Directions = Look through the data below and work out how many lines contain the string "安全条例". Give the number alone.

___ Stored records

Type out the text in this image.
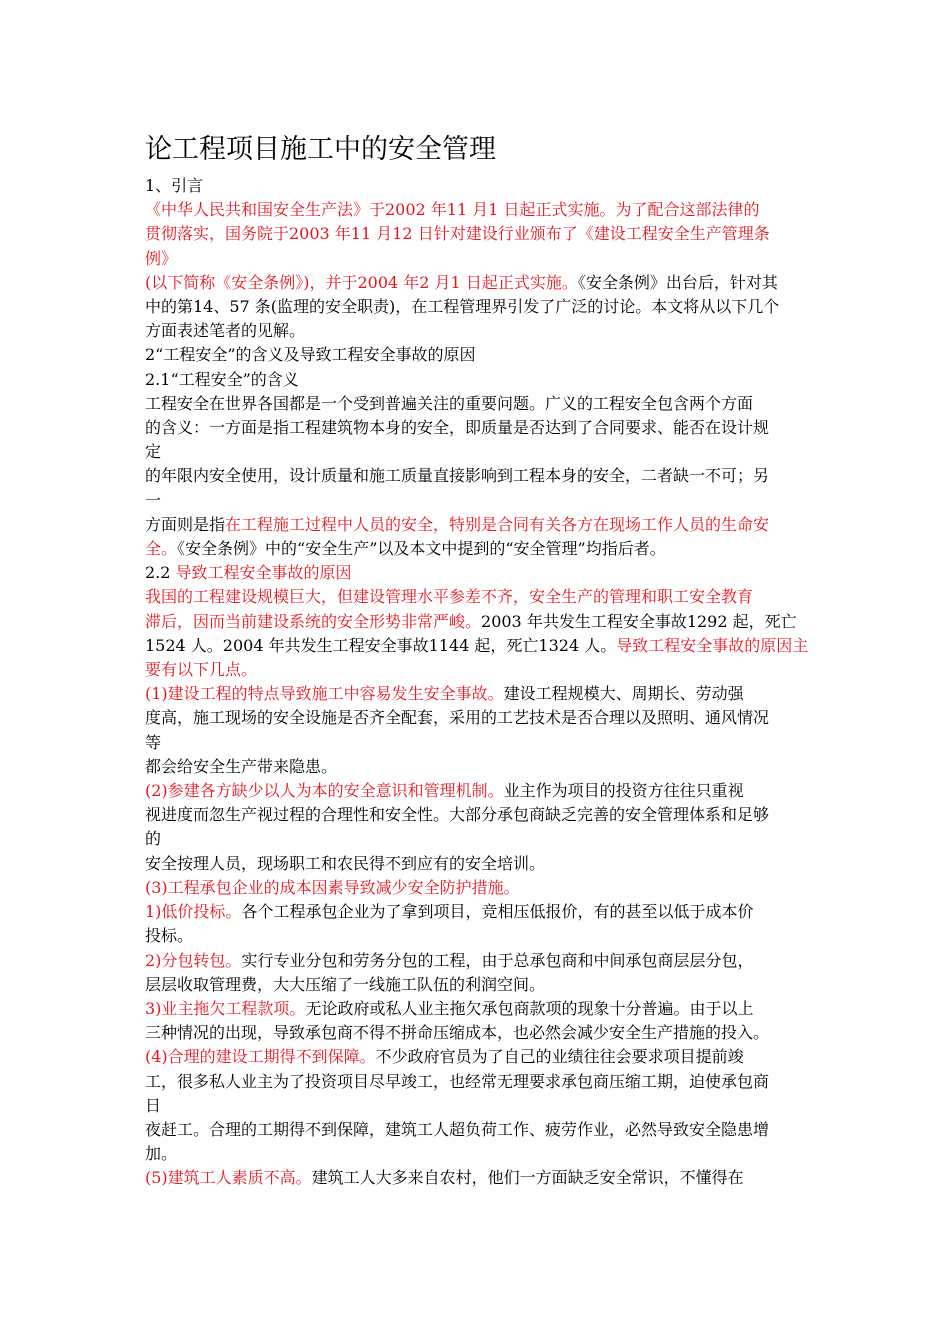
论工程项目施工中的安全管理
1、引言
《中华人民共和国安全生产法》于2002 年11 月1 日起正式实施。为了配合这部法律的
贯彻落实，国务院于2003 年11 月12 日针对建设行业颁布了《建设工程安全生产管理条
例》
(以下简称《安全条例》)，并于2004 年2 月1 日起正式实施。《安全条例》出台后，针对其
中的第14、57 条(监理的安全职责)，在工程管理界引发了广泛的讨论。本文将从以下几个
方面表述笔者的见解。
2“工程安全”的含义及导致工程安全事故的原因
2.1“工程安全”的含义
工程安全在世界各国都是一个受到普遍关注的重要问题。广义的工程安全包含两个方面
的含义：一方面是指工程建筑物本身的安全，即质量是否达到了合同要求、能否在设计规
定
的年限内安全使用，设计质量和施工质量直接影响到工程本身的安全，二者缺一不可；另
一
方面则是指在工程施工过程中人员的安全，特别是合同有关各方在现场工作人员的生命安
全。《安全条例》中的“安全生产”以及本文中提到的“安全管理”均指后者。
2.2 导致工程安全事故的原因
我国的工程建设规模巨大，但建设管理水平参差不齐，安全生产的管理和职工安全教育
滞后，因而当前建设系统的安全形势非常严峻。2003 年共发生工程安全事故1292 起，死亡
1524 人。2004 年共发生工程安全事故1144 起，死亡1324 人。导致工程安全事故的原因主
要有以下几点。
(1)建设工程的特点导致施工中容易发生安全事故。建设工程规模大、周期长、劳动强
度高，施工现场的安全设施是否齐全配套，采用的工艺技术是否合理以及照明、通风情况
等
都会给安全生产带来隐患。
(2)参建各方缺少以人为本的安全意识和管理机制。业主作为项目的投资方往往只重视
视进度而忽生产视过程的合理性和安全性。大部分承包商缺乏完善的安全管理体系和足够
的
安全按理人员，现场职工和农民得不到应有的安全培训。
(3)工程承包企业的成本因素导致减少安全防护措施。
1)低价投标。各个工程承包企业为了拿到项目，竞相压低报价，有的甚至以低于成本价
投标。
2)分包转包。实行专业分包和劳务分包的工程，由于总承包商和中间承包商层层分包，
层层收取管理费，大大压缩了一线施工队伍的利润空间。
3)业主拖欠工程款项。无论政府或私人业主拖欠承包商款项的现象十分普遍。由于以上
三种情况的出现，导致承包商不得不拼命压缩成本，也必然会减少安全生产措施的投入。
(4)合理的建设工期得不到保障。不少政府官员为了自己的业绩往往会要求项目提前竣
工，很多私人业主为了投资项目尽早竣工，也经常无理要求承包商压缩工期，迫使承包商
日
夜赶工。合理的工期得不到保障，建筑工人超负荷工作、疲劳作业，必然导致安全隐患增
加。
(5)建筑工人素质不高。建筑工人大多来自农村，他们一方面缺乏安全常识，不懂得在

______

Finished task = 2